# TASK TO COMPLETE
Go through the data and copy every line exactly, but not the images.
________________________
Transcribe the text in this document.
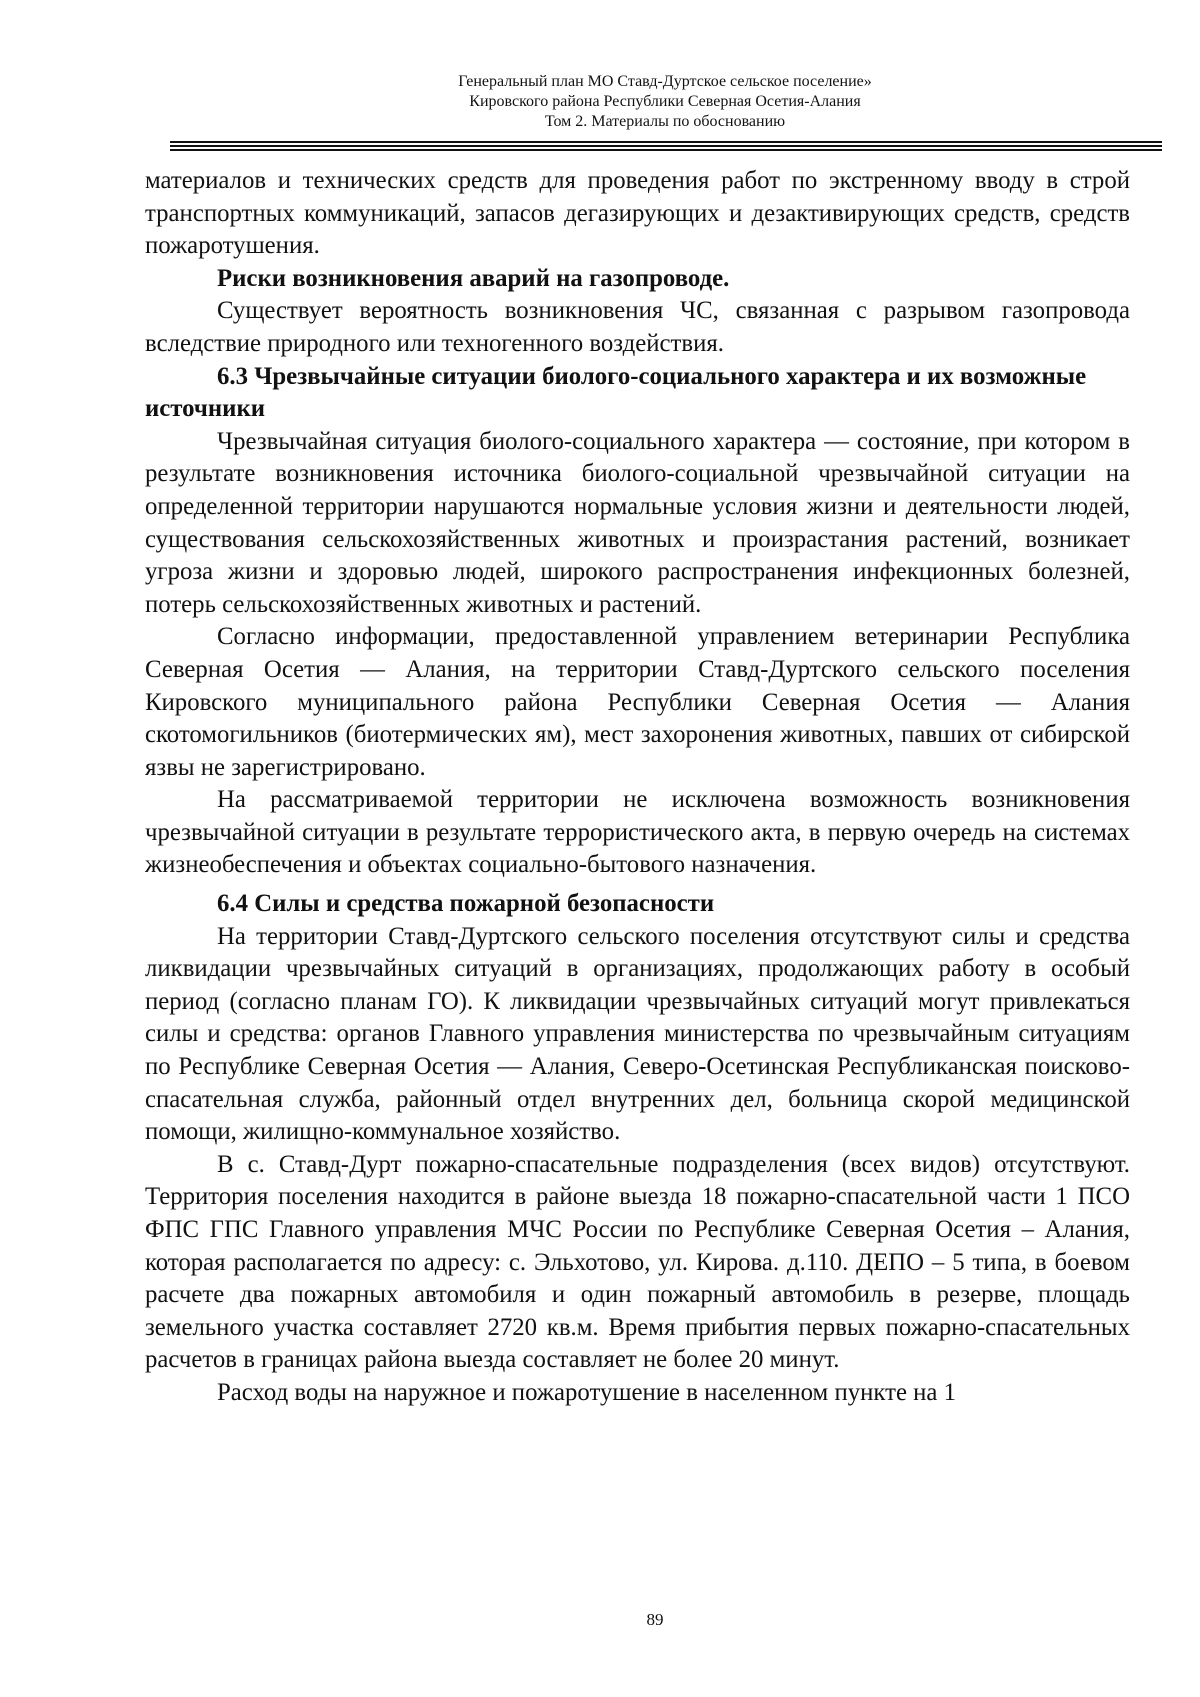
Генеральный план МО Ставд-Дуртское сельское поселение»
Кировского района Республики Северная Осетия-Алания
Том 2. Материалы по обоснованию

материалов и технических средств для проведения работ по экстренному вводу в строй транспортных коммуникаций, запасов дегазирующих и дезактивирующих средств, средств пожаротушения.

Риски возникновения аварий на газопроводе.

Существует вероятность возникновения ЧС, связанная с разрывом газопровода вследствие природного или техногенного воздействия.

6.3 Чрезвычайные ситуации биолого-социального характера и их возможные источники

Чрезвычайная ситуация биолого-социального характера — состояние, при котором в результате возникновения источника биолого-социальной чрезвычайной ситуации на определенной территории нарушаются нормальные условия жизни и деятельности людей, существования сельскохозяйственных животных и произрастания растений, возникает угроза жизни и здоровью людей, широкого распространения инфекционных болезней, потерь сельскохозяйственных животных и растений.

Согласно информации, предоставленной управлением ветеринарии Республика Северная Осетия — Алания, на территории Ставд-Дуртского сельского поселения Кировского муниципального района Республики Северная Осетия — Алания скотомогильников (биотермических ям), мест захоронения животных, павших от сибирской язвы не зарегистрировано.

На рассматриваемой территории не исключена возможность возникновения чрезвычайной ситуации в результате террористического акта, в первую очередь на системах жизнеобеспечения и объектах социально-бытового назначения.

6.4 Силы и средства пожарной безопасности

На территории Ставд-Дуртского сельского поселения отсутствуют силы и средства ликвидации чрезвычайных ситуаций в организациях, продолжающих работу в особый период (согласно планам ГО). К ликвидации чрезвычайных ситуаций могут привлекаться силы и средства: органов Главного управления министерства по чрезвычайным ситуациям по Республике Северная Осетия — Алания, Северо-Осетинская Республиканская поисково-спасательная служба, районный отдел внутренних дел, больница скорой медицинской помощи, жилищно-коммунальное хозяйство.

В с. Ставд-Дурт пожарно-спасательные подразделения (всех видов) отсутствуют. Территория поселения находится в районе выезда 18 пожарно-спасательной части 1 ПСО ФПС ГПС Главного управления МЧС России по Республике Северная Осетия – Алания, которая располагается по адресу: с. Эльхотово, ул. Кирова. д.110. ДЕПО – 5 типа, в боевом расчете два пожарных автомобиля и один пожарный автомобиль в резерве, площадь земельного участка составляет 2720 кв.м. Время прибытия первых пожарно-спасательных расчетов в границах района выезда составляет не более 20 минут.

Расход воды на наружное и пожаротушение в населенном пункте на 1

89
________________________
# SOLUTION TO THE PROBLEM
Transcribe the text in this document.
Генеральный план МО Ставд-Дуртское сельское поселение»
Кировского района Республики Северная Осетия-Алания
Том 2. Материалы по обоснованию

материалов и технических средств для проведения работ по экстренному вводу в строй транспортных коммуникаций, запасов дегазирующих и дезактивирующих средств, средств пожаротушения.

Риски возникновения аварий на газопроводе.

Существует вероятность возникновения ЧС, связанная с разрывом газопровода вследствие природного или техногенного воздействия.

6.3 Чрезвычайные ситуации биолого-социального характера и их возможные источники

Чрезвычайная ситуация биолого-социального характера — состояние, при котором в результате возникновения источника биолого-социальной чрезвычайной ситуации на определенной территории нарушаются нормальные условия жизни и деятельности людей, существования сельскохозяйственных животных и произрастания растений, возникает угроза жизни и здоровью людей, широкого распространения инфекционных болезней, потерь сельскохозяйственных животных и растений.

Согласно информации, предоставленной управлением ветеринарии Республика Северная Осетия — Алания, на территории Ставд-Дуртского сельского поселения Кировского муниципального района Республики Северная Осетия — Алания скотомогильников (биотермических ям), мест захоронения животных, павших от сибирской язвы не зарегистрировано.

На рассматриваемой территории не исключена возможность возникновения чрезвычайной ситуации в результате террористического акта, в первую очередь на системах жизнеобеспечения и объектах социально-бытового назначения.

6.4 Силы и средства пожарной безопасности

На территории Ставд-Дуртского сельского поселения отсутствуют силы и средства ликвидации чрезвычайных ситуаций в организациях, продолжающих работу в особый период (согласно планам ГО). К ликвидации чрезвычайных ситуаций могут привлекаться силы и средства: органов Главного управления министерства по чрезвычайным ситуациям по Республике Северная Осетия — Алания, Северо-Осетинская Республиканская поисково-спасательная служба, районный отдел внутренних дел, больница скорой медицинской помощи, жилищно-коммунальное хозяйство.

В с. Ставд-Дурт пожарно-спасательные подразделения (всех видов) отсутствуют. Территория поселения находится в районе выезда 18 пожарно-спасательной части 1 ПСО ФПС ГПС Главного управления МЧС России по Республике Северная Осетия – Алания, которая располагается по адресу: с. Эльхотово, ул. Кирова. д.110. ДЕПО – 5 типа, в боевом расчете два пожарных автомобиля и один пожарный автомобиль в резерве, площадь земельного участка составляет 2720 кв.м. Время прибытия первых пожарно-спасательных расчетов в границах района выезда составляет не более 20 минут.

Расход воды на наружное и пожаротушение в населенном пункте на 1

89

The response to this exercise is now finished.